The records that follow are to be transcribed in full, without their images.

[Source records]
________
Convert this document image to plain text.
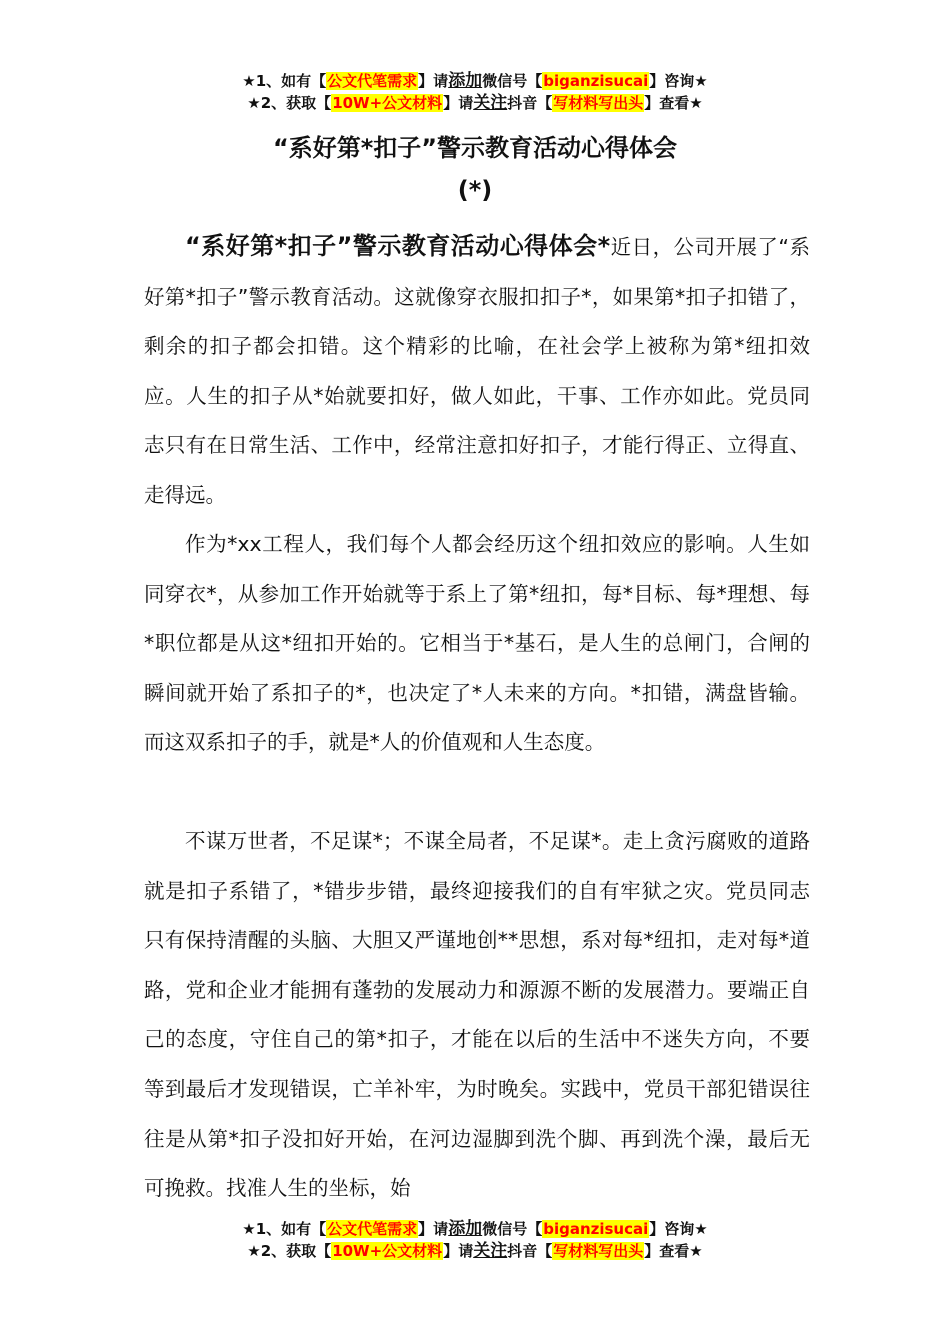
★1、如有【公文代笔需求】请添加微信号【biganzisucai】咨询★
★2、获取【10W+公文材料】请关注抖音【写材料写出头】查看★
“系好第*扣子”警示教育活动心得体会
(*)

“系好第*扣子”警示教育活动心得体会*近日，公司开展了“系好第*扣子”警示教育活动。这就像穿衣服扣扣子*，如果第*扣子扣错了，剩余的扣子都会扣错。这个精彩的比喻，在社会学上被称为第*纽扣效应。人生的扣子从*始就要扣好，做人如此，干事、工作亦如此。党员同志只有在日常生活、工作中，经常注意扣好扣子，才能行得正、立得直、走得远。

作为*xx工程人，我们每个人都会经历这个纽扣效应的影响。人生如同穿衣*，从参加工作开始就等于系上了第*纽扣，每*目标、每*理想、每*职位都是从这*纽扣开始的。它相当于*基石，是人生的总闸门，合闸的瞬间就开始了系扣子的*，也决定了*人未来的方向。*扣错，满盘皆输。而这双系扣子的手，就是*人的价值观和人生态度。

不谋万世者，不足谋*；不谋全局者，不足谋*。走上贪污腐败的道路就是扣子系错了，*错步步错，最终迎接我们的自有牢狱之灾。党员同志只有保持清醒的头脑、大胆又严谨地创**思想，系对每*纽扣，走对每*道路，党和企业才能拥有蓬勃的发展动力和源源不断的发展潜力。要端正自己的态度，守住自己的第*扣子，才能在以后的生活中不迷失方向，不要等到最后才发现错误，亡羊补牢，为时晚矣。实践中，党员干部犯错误往往是从第*扣子没扣好开始，在河边湿脚到洗个脚、再到洗个澡，最后无可挽救。找准人生的坐标，始

★1、如有【公文代笔需求】请添加微信号【biganzisucai】咨询★
★2、获取【10W+公文材料】请关注抖音【写材料写出头】查看★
________
- Task solution
Convert this document image to plain text.
★1、如有【公文代笔需求】请添加微信号【biganzisucai】咨询★
★2、获取【10W+公文材料】请关注抖音【写材料写出头】查看★
“系好第*扣子”警示教育活动心得体会
(*)

“系好第*扣子”警示教育活动心得体会*近日，公司开展了“系好第*扣子”警示教育活动。这就像穿衣服扣扣子*，如果第*扣子扣错了，剩余的扣子都会扣错。这个精彩的比喻，在社会学上被称为第*纽扣效应。人生的扣子从*始就要扣好，做人如此，干事、工作亦如此。党员同志只有在日常生活、工作中，经常注意扣好扣子，才能行得正、立得直、走得远。

作为*xx工程人，我们每个人都会经历这个纽扣效应的影响。人生如同穿衣*，从参加工作开始就等于系上了第*纽扣，每*目标、每*理想、每*职位都是从这*纽扣开始的。它相当于*基石，是人生的总闸门，合闸的瞬间就开始了系扣子的*，也决定了*人未来的方向。*扣错，满盘皆输。而这双系扣子的手，就是*人的价值观和人生态度。

不谋万世者，不足谋*；不谋全局者，不足谋*。走上贪污腐败的道路就是扣子系错了，*错步步错，最终迎接我们的自有牢狱之灾。党员同志只有保持清醒的头脑、大胆又严谨地创**思想，系对每*纽扣，走对每*道路，党和企业才能拥有蓬勃的发展动力和源源不断的发展潜力。要端正自己的态度，守住自己的第*扣子，才能在以后的生活中不迷失方向，不要等到最后才发现错误，亡羊补牢，为时晚矣。实践中，党员干部犯错误往往是从第*扣子没扣好开始，在河边湿脚到洗个脚、再到洗个澡，最后无可挽救。找准人生的坐标，始

★1、如有【公文代笔需求】请添加微信号【biganzisucai】咨询★
★2、获取【10W+公文材料】请关注抖音【写材料写出头】查看★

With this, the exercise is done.